Written problem> Only a number is required: how many lines of the material contain the word "KOKORO"?
** start Dataset records **
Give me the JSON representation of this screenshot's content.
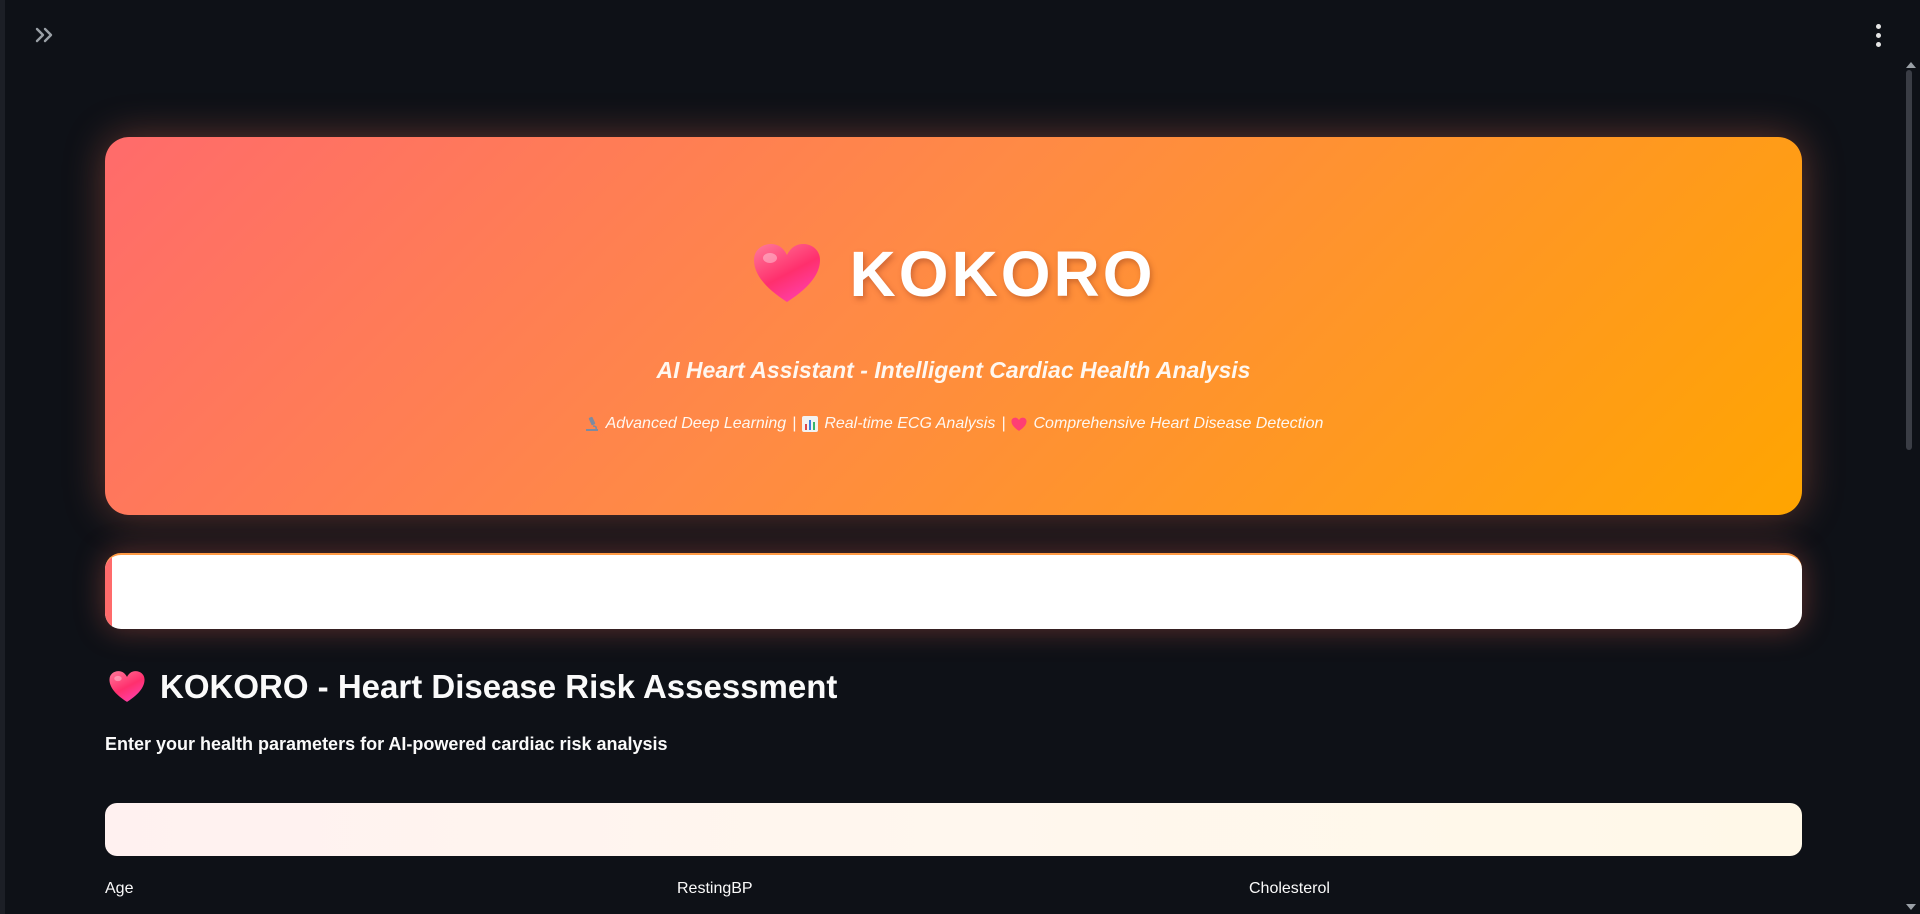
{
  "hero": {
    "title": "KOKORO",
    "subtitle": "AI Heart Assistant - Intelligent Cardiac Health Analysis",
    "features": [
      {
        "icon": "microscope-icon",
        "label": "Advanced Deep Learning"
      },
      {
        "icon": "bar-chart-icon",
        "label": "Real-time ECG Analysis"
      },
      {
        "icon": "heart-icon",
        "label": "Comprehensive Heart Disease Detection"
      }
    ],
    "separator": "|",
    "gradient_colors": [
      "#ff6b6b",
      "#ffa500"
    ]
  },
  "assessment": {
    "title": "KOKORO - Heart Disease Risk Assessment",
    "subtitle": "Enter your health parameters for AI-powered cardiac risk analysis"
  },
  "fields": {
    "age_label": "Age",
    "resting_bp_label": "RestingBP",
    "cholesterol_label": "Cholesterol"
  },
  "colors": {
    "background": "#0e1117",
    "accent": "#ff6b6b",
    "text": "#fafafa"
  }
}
** end Dataset records **
Finished exercise> 2